-- BEGIN --

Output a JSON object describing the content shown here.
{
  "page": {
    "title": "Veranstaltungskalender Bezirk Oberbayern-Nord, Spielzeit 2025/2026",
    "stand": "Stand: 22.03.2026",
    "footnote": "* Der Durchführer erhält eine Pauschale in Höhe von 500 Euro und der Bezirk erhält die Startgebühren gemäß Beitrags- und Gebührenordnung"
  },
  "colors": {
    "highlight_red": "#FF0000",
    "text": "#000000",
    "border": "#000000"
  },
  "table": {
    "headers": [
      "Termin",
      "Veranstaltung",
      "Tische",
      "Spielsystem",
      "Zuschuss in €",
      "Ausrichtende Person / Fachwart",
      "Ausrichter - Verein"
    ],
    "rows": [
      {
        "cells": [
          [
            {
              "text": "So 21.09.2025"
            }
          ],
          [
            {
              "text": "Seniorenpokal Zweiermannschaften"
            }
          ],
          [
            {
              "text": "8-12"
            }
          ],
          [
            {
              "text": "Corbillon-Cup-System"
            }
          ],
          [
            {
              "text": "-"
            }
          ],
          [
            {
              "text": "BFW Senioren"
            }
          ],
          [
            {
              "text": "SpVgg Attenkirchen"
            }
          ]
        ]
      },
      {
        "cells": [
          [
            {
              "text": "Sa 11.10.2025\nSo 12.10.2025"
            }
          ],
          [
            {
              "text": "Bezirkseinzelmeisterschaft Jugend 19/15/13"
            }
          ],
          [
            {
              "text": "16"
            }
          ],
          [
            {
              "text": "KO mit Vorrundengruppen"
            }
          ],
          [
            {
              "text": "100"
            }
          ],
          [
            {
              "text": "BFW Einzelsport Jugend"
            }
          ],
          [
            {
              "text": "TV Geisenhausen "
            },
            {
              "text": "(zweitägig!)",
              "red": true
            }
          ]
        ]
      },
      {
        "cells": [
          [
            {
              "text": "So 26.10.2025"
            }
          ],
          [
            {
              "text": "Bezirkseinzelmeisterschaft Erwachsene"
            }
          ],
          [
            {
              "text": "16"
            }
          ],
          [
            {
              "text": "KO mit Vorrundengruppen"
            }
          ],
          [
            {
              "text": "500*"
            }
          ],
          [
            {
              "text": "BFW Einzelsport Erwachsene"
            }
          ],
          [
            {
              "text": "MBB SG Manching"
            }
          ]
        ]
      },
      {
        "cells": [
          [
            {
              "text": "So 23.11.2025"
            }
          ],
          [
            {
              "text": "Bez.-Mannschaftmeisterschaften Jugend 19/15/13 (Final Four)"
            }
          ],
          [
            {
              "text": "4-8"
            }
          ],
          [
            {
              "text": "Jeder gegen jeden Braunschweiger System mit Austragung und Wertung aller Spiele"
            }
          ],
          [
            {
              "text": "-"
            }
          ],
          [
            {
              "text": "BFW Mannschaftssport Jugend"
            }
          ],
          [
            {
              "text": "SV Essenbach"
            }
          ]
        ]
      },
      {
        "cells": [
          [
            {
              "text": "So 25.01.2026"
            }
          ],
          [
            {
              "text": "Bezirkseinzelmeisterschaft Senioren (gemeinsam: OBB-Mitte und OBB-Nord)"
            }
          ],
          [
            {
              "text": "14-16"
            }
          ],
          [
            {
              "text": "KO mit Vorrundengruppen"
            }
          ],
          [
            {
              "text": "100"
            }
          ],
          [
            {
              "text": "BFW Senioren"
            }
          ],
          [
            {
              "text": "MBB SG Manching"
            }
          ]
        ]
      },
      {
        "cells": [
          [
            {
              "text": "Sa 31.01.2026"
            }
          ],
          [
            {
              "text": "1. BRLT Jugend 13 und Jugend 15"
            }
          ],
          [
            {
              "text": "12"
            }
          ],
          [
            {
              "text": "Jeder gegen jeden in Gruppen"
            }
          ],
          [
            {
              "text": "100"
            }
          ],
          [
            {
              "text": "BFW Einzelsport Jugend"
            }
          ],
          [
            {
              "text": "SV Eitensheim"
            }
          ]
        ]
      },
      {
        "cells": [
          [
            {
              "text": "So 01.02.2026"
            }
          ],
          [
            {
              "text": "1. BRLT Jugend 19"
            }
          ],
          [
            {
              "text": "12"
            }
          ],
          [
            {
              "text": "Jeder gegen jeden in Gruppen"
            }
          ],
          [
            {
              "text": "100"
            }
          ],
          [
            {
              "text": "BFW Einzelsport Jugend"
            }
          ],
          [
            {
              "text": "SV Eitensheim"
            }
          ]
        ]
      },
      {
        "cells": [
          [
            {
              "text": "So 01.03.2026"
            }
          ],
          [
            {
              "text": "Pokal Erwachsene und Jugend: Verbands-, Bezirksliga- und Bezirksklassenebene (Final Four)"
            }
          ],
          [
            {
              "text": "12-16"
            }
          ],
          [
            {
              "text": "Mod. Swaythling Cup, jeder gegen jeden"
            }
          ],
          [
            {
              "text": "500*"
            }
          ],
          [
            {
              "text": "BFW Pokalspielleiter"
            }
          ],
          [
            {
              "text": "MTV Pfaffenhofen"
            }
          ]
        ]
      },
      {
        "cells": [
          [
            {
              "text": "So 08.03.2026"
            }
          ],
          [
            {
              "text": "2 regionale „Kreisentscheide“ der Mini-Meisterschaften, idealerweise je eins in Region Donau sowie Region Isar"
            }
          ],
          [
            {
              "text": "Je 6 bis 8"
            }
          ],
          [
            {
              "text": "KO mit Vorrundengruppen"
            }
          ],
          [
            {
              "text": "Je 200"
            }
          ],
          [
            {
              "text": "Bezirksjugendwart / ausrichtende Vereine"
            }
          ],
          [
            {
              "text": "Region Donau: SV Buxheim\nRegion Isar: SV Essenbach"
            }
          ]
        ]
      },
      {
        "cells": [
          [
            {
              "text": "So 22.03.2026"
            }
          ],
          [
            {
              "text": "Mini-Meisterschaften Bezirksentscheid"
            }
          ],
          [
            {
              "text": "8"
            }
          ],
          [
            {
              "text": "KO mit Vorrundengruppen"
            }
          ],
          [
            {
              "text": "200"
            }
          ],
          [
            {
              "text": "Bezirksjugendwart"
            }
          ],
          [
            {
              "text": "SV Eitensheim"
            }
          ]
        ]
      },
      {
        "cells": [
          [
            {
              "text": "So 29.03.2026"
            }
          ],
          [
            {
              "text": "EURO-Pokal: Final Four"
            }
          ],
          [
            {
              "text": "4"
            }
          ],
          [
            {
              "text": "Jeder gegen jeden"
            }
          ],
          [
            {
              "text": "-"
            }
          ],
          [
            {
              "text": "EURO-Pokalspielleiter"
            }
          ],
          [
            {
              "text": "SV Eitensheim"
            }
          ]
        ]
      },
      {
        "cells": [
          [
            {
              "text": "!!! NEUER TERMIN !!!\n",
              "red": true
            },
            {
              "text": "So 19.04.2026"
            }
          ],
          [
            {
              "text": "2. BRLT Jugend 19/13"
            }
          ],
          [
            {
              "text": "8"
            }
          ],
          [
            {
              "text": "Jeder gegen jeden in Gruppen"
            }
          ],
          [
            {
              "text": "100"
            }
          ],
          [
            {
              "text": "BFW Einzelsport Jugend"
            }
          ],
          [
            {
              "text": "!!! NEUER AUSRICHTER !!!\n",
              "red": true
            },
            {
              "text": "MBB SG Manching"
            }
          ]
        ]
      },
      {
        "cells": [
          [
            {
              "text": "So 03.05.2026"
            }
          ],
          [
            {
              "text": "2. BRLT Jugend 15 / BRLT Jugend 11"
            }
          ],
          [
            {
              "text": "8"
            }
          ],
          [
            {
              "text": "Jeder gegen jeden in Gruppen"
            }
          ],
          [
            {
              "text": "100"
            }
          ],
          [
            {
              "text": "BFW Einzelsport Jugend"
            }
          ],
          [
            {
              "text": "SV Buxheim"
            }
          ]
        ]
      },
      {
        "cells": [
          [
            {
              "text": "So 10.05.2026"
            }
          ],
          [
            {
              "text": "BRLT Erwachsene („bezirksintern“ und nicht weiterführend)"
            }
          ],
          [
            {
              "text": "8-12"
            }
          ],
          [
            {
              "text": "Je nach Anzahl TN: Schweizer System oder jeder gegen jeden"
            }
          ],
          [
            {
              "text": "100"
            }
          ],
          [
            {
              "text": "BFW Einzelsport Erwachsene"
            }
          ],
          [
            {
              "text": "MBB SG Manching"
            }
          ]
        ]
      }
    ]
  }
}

-- END --

What is expected: In the entries above, count each line that holds "Final". Give the total and nothing else.

Exercise response: 3